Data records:
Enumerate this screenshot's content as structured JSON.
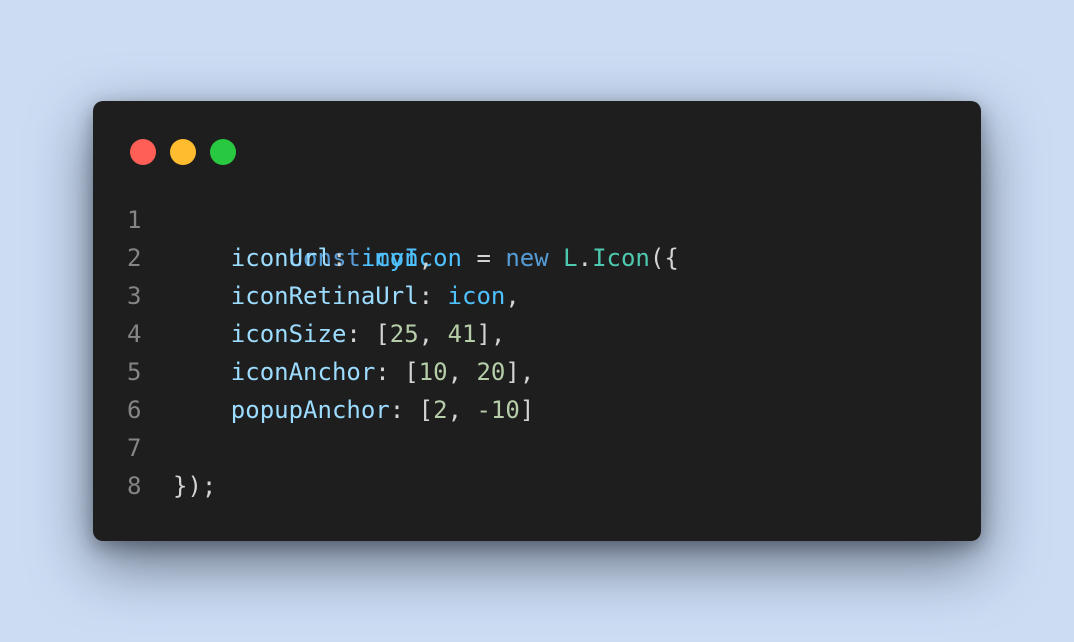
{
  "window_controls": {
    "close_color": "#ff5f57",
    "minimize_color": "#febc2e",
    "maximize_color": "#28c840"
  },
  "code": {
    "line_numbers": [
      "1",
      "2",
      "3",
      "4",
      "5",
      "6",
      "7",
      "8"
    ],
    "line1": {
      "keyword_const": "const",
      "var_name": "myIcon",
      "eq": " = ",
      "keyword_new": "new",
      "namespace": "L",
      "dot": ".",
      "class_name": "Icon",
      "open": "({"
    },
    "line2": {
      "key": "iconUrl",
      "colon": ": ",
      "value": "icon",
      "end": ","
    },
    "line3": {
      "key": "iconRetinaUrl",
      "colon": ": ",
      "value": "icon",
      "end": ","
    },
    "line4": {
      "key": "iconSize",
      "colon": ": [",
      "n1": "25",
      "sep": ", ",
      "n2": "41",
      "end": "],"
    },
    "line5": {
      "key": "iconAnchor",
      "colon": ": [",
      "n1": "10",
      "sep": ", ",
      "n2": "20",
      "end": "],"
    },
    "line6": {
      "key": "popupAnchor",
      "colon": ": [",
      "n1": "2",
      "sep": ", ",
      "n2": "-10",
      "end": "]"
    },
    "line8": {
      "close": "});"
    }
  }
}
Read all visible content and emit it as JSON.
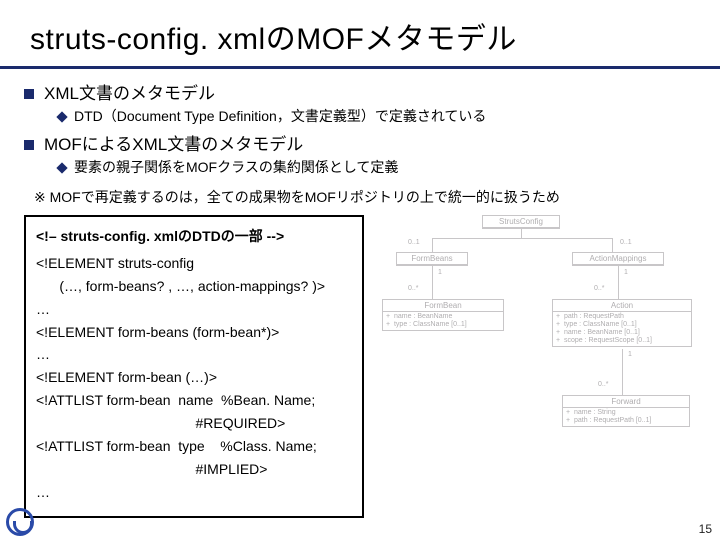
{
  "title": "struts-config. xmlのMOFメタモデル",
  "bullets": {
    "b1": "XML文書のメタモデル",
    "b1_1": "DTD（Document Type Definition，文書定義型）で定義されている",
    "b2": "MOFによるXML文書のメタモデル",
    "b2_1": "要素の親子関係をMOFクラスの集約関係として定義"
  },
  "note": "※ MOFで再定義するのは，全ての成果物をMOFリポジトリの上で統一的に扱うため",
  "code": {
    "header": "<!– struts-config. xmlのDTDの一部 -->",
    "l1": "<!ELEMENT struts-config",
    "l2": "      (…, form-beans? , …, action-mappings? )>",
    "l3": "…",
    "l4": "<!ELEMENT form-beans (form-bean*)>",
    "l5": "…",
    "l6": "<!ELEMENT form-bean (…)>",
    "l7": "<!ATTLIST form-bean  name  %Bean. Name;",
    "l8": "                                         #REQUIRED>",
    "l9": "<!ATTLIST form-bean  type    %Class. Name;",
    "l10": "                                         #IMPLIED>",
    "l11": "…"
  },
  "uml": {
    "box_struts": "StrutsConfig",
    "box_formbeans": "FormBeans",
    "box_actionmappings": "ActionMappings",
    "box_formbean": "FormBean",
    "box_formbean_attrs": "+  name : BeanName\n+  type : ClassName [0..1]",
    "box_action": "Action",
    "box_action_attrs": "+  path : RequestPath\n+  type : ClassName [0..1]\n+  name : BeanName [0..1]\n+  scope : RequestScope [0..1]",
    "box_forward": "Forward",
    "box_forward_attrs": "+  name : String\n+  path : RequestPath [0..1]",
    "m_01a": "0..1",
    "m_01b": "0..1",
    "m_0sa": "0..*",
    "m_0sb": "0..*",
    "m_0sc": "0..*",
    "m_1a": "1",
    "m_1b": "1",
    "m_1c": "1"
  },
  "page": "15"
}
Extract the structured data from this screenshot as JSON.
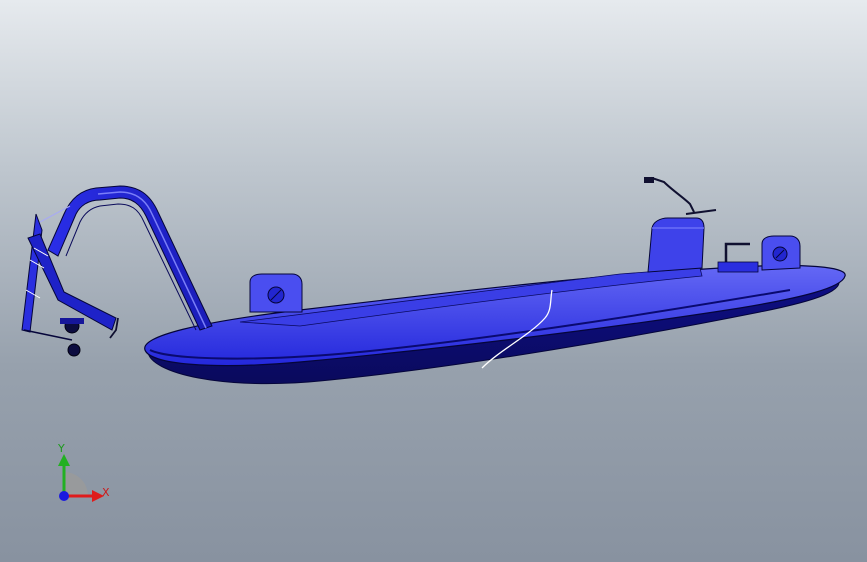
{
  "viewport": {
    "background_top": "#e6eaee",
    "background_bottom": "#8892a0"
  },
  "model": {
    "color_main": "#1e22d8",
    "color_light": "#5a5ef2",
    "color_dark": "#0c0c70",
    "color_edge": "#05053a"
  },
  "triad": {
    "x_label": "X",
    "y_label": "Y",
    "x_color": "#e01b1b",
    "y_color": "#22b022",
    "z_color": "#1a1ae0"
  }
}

STATED PROBLEM >> Reproduce the entries above without change, omitting all pictures.

EXERCISE SOLUTION >>
Enumerate this screenshot's content as structured JSON.
{
  "window_controls": {
    "close_color": "#ff5f57",
    "minimize_color": "#febc2e",
    "maximize_color": "#28c840"
  },
  "code": {
    "line_numbers": [
      "1",
      "2",
      "3",
      "4",
      "5",
      "6",
      "7",
      "8"
    ],
    "line1": {
      "keyword_const": "const",
      "var_name": "myIcon",
      "eq": " = ",
      "keyword_new": "new",
      "namespace": "L",
      "dot": ".",
      "class_name": "Icon",
      "open": "({"
    },
    "line2": {
      "key": "iconUrl",
      "colon": ": ",
      "value": "icon",
      "end": ","
    },
    "line3": {
      "key": "iconRetinaUrl",
      "colon": ": ",
      "value": "icon",
      "end": ","
    },
    "line4": {
      "key": "iconSize",
      "colon": ": [",
      "n1": "25",
      "sep": ", ",
      "n2": "41",
      "end": "],"
    },
    "line5": {
      "key": "iconAnchor",
      "colon": ": [",
      "n1": "10",
      "sep": ", ",
      "n2": "20",
      "end": "],"
    },
    "line6": {
      "key": "popupAnchor",
      "colon": ": [",
      "n1": "2",
      "sep": ", ",
      "n2": "-10",
      "end": "]"
    },
    "line8": {
      "close": "});"
    }
  }
}
Read all visible content and emit it as JSON.
{
  "title": "struts-config. xmlのMOFメタモデル",
  "bullets": {
    "b1": "XML文書のメタモデル",
    "b1_1": "DTD（Document Type Definition，文書定義型）で定義されている",
    "b2": "MOFによるXML文書のメタモデル",
    "b2_1": "要素の親子関係をMOFクラスの集約関係として定義"
  },
  "note": "※ MOFで再定義するのは，全ての成果物をMOFリポジトリの上で統一的に扱うため",
  "code": {
    "header": "<!– struts-config. xmlのDTDの一部 -->",
    "l1": "<!ELEMENT struts-config",
    "l2": "      (…, form-beans? , …, action-mappings? )>",
    "l3": "…",
    "l4": "<!ELEMENT form-beans (form-bean*)>",
    "l5": "…",
    "l6": "<!ELEMENT form-bean (…)>",
    "l7": "<!ATTLIST form-bean  name  %Bean. Name;",
    "l8": "                                         #REQUIRED>",
    "l9": "<!ATTLIST form-bean  type    %Class. Name;",
    "l10": "                                         #IMPLIED>",
    "l11": "…"
  },
  "uml": {
    "box_struts": "StrutsConfig",
    "box_formbeans": "FormBeans",
    "box_actionmappings": "ActionMappings",
    "box_formbean": "FormBean",
    "box_formbean_attrs": "+  name : BeanName\n+  type : ClassName [0..1]",
    "box_action": "Action",
    "box_action_attrs": "+  path : RequestPath\n+  type : ClassName [0..1]\n+  name : BeanName [0..1]\n+  scope : RequestScope [0..1]",
    "box_forward": "Forward",
    "box_forward_attrs": "+  name : String\n+  path : RequestPath [0..1]",
    "m_01a": "0..1",
    "m_01b": "0..1",
    "m_0sa": "0..*",
    "m_0sb": "0..*",
    "m_0sc": "0..*",
    "m_1a": "1",
    "m_1b": "1",
    "m_1c": "1"
  },
  "page": "15"
}
Extract the structured data from this screenshot as JSON.
{
  "viewport": {
    "background_top": "#e6eaee",
    "background_bottom": "#8892a0"
  },
  "model": {
    "color_main": "#1e22d8",
    "color_light": "#5a5ef2",
    "color_dark": "#0c0c70",
    "color_edge": "#05053a"
  },
  "triad": {
    "x_label": "X",
    "y_label": "Y",
    "x_color": "#e01b1b",
    "y_color": "#22b022",
    "z_color": "#1a1ae0"
  }
}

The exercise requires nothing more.